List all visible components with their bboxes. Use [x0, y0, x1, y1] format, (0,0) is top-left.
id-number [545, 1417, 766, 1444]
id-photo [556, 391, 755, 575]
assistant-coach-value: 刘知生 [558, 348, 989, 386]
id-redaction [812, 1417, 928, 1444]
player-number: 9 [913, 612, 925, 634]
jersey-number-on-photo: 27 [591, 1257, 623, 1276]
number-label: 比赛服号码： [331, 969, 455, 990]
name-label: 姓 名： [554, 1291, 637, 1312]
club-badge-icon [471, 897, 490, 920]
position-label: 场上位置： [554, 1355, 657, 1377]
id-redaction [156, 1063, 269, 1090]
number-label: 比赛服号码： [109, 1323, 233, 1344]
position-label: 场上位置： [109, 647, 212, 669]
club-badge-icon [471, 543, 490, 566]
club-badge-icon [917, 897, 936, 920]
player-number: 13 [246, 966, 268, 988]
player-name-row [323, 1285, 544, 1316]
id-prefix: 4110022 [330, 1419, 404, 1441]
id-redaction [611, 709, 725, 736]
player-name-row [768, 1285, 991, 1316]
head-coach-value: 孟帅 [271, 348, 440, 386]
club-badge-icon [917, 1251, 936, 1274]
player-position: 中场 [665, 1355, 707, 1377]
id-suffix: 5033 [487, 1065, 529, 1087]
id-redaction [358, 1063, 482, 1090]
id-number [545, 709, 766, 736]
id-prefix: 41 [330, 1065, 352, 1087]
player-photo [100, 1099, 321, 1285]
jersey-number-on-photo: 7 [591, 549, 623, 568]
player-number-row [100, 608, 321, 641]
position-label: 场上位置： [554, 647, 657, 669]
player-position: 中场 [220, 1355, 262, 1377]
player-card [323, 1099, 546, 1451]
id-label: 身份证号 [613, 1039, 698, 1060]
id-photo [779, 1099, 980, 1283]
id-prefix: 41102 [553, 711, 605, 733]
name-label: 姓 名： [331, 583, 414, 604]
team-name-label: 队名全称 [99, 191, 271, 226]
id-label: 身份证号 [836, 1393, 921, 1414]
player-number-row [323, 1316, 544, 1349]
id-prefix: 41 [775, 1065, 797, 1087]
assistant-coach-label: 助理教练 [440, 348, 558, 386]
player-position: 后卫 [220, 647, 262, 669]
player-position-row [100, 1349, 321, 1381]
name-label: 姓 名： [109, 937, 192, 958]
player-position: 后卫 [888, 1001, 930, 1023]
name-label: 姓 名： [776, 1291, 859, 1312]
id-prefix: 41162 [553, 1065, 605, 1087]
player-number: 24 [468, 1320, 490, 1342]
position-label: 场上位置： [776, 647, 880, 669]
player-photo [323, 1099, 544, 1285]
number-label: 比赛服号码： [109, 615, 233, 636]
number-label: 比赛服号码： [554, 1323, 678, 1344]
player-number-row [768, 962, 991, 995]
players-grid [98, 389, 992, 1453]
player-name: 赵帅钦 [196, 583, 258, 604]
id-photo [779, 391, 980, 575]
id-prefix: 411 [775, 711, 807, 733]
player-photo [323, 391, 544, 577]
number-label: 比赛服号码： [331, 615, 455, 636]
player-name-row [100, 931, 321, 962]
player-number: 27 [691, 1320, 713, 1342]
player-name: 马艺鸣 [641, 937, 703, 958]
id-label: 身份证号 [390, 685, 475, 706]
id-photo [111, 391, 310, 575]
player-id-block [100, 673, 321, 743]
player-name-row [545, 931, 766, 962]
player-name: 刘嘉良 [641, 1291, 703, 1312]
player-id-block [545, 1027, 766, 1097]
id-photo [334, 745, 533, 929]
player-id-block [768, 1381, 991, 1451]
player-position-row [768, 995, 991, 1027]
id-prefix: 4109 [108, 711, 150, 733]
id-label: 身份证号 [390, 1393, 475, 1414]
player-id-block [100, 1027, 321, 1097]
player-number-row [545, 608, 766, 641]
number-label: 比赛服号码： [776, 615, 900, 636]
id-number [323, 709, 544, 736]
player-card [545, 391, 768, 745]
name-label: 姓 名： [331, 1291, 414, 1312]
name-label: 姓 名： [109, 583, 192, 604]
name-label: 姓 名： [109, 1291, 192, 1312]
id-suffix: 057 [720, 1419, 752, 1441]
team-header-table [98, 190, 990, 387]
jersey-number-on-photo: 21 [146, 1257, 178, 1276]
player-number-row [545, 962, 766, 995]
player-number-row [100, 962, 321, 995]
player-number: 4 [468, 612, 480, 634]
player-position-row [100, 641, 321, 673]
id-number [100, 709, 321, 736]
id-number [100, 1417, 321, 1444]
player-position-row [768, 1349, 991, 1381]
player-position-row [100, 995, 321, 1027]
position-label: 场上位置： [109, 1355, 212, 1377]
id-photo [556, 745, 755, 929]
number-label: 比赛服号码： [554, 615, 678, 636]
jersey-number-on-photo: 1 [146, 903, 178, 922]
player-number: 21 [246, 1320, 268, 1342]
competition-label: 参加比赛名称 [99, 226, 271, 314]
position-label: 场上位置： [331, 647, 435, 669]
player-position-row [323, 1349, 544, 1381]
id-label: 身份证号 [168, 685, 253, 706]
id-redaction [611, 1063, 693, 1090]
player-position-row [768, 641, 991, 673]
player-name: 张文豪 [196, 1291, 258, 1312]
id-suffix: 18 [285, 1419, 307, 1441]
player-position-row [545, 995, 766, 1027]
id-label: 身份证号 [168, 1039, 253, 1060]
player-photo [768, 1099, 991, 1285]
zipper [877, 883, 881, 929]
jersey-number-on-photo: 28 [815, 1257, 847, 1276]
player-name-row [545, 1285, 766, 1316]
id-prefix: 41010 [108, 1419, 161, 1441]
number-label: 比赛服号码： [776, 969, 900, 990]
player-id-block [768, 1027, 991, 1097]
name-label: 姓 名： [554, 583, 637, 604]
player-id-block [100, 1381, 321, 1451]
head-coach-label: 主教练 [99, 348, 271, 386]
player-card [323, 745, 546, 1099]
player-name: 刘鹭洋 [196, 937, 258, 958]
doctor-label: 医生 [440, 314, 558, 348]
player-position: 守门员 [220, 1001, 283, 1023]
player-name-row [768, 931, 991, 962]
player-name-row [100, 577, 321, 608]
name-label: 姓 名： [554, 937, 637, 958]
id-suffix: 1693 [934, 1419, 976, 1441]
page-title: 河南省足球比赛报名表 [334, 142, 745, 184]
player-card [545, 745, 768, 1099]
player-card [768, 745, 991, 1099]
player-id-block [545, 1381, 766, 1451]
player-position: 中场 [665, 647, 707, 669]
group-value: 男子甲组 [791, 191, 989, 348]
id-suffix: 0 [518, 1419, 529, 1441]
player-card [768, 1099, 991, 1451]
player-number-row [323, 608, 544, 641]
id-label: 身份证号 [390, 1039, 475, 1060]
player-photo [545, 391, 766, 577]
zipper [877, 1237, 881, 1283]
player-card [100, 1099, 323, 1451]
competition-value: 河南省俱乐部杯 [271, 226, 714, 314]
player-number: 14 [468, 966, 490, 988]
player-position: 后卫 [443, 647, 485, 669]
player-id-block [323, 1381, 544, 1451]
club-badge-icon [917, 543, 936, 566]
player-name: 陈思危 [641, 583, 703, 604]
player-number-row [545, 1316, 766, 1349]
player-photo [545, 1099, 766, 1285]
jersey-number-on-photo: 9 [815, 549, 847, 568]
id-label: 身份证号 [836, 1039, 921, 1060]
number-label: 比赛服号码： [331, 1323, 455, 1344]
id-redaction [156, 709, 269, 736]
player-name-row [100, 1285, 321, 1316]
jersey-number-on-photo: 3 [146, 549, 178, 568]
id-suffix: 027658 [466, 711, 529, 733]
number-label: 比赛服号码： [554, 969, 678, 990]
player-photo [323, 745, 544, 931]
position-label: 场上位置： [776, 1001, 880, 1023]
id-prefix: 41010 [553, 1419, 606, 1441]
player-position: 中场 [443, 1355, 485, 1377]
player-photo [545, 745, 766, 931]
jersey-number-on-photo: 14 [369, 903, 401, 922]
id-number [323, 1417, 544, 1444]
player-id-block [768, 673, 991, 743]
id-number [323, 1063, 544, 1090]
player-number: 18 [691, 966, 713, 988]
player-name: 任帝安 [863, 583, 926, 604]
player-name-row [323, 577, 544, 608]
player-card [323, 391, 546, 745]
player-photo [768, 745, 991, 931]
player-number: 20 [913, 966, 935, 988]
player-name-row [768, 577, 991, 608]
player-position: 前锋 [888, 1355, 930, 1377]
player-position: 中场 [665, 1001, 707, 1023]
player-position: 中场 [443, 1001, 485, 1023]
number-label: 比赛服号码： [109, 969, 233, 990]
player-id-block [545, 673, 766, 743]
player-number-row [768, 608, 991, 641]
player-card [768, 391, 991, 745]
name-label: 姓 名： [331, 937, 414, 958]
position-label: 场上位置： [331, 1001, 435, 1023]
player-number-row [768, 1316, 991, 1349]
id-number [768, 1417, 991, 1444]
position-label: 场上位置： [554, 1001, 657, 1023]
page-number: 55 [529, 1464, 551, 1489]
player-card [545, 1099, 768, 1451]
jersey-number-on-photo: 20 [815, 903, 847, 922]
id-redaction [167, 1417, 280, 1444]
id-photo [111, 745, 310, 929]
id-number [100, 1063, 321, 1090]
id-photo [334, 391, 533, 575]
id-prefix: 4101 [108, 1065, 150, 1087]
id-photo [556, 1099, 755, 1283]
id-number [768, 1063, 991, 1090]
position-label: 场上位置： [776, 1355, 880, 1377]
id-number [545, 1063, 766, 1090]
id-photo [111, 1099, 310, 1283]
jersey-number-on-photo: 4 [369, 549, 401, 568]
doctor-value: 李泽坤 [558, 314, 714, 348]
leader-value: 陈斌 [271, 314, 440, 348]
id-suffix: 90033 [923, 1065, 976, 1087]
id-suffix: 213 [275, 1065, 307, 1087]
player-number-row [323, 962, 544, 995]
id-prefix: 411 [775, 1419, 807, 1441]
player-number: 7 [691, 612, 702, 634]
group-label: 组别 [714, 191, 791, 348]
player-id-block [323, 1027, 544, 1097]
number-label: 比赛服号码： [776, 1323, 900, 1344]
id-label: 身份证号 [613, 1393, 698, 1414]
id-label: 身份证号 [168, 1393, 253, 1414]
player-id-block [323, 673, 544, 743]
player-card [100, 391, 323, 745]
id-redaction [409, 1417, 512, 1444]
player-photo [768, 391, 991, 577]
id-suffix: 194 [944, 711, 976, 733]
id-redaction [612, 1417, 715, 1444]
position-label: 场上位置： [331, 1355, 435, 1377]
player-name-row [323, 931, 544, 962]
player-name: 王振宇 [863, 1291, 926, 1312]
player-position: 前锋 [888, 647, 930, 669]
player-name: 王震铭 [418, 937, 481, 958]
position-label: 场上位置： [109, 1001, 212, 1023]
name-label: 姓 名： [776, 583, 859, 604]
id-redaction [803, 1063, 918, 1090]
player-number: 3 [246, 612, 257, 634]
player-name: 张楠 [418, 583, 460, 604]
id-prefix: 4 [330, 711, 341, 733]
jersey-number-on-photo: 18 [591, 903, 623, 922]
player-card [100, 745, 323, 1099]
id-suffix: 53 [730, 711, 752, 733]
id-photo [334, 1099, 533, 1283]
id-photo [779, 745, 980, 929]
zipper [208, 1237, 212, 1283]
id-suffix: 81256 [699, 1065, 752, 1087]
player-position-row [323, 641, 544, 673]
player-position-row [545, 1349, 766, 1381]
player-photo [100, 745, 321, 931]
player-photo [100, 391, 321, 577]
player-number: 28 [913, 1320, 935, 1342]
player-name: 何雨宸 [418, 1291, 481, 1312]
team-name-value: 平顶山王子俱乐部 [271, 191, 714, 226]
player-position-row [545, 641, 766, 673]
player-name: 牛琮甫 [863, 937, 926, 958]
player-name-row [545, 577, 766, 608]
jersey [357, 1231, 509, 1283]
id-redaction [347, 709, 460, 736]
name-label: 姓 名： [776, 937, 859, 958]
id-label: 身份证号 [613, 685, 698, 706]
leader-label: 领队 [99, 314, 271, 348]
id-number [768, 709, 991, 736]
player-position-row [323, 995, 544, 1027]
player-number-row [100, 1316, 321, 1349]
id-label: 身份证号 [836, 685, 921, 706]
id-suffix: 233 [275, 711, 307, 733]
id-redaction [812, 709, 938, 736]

- **EXERCISE TASK**
Output the records from the first line through the line containing "player-card [323, 1099, 546, 1451]", inclusive, as a Markdown table with the columns Row and Line. Number each row and omit any blank lines.

- **SOLVED EXERCISE**
| Row | Line |
|---|---|
| 1 | List all visible components with their bboxes. Use [x0, y0, x1, y1] format, (0,0) is top-left. |
| 2 | id-number [545, 1417, 766, 1444] |
| 3 | id-photo [556, 391, 755, 575] |
| 4 | assistant-coach-value: 刘知生 [558, 348, 989, 386] |
| 5 | id-redaction [812, 1417, 928, 1444] |
| 6 | player-number: 9 [913, 612, 925, 634] |
| 7 | jersey-number-on-photo: 27 [591, 1257, 623, 1276] |
| 8 | number-label: 比赛服号码： [331, 969, 455, 990] |
| 9 | name-label: 姓 名： [554, 1291, 637, 1312] |
| 10 | club-badge-icon [471, 897, 490, 920] |
| 11 | position-label: 场上位置： [554, 1355, 657, 1377] |
| 12 | id-redaction [156, 1063, 269, 1090] |
| 13 | number-label: 比赛服号码： [109, 1323, 233, 1344] |
| 14 | position-label: 场上位置： [109, 647, 212, 669] |
| 15 | club-badge-icon [471, 543, 490, 566] |
| 16 | club-badge-icon [917, 897, 936, 920] |
| 17 | player-number: 13 [246, 966, 268, 988] |
| 18 | player-name-row [323, 1285, 544, 1316] |
| 19 | id-prefix: 4110022 [330, 1419, 404, 1441] |
| 20 | id-redaction [611, 709, 725, 736] |
| 21 | player-name-row [768, 1285, 991, 1316] |
| 22 | head-coach-value: 孟帅 [271, 348, 440, 386] |
| 23 | club-badge-icon [917, 1251, 936, 1274] |
| 24 | player-position: 中场 [665, 1355, 707, 1377] |
| 25 | id-suffix: 5033 [487, 1065, 529, 1087] |
| 26 | id-redaction [358, 1063, 482, 1090] |
| 27 | id-number [545, 709, 766, 736] |
| 28 | id-prefix: 41 [330, 1065, 352, 1087] |
| 29 | player-photo [100, 1099, 321, 1285] |
| 30 | jersey-number-on-photo: 7 [591, 549, 623, 568] |
| 31 | player-number-row [100, 608, 321, 641] |
| 32 | position-label: 场上位置： [554, 647, 657, 669] |
| 33 | player-position: 中场 [220, 1355, 262, 1377] |
| 34 | player-card [323, 1099, 546, 1451] |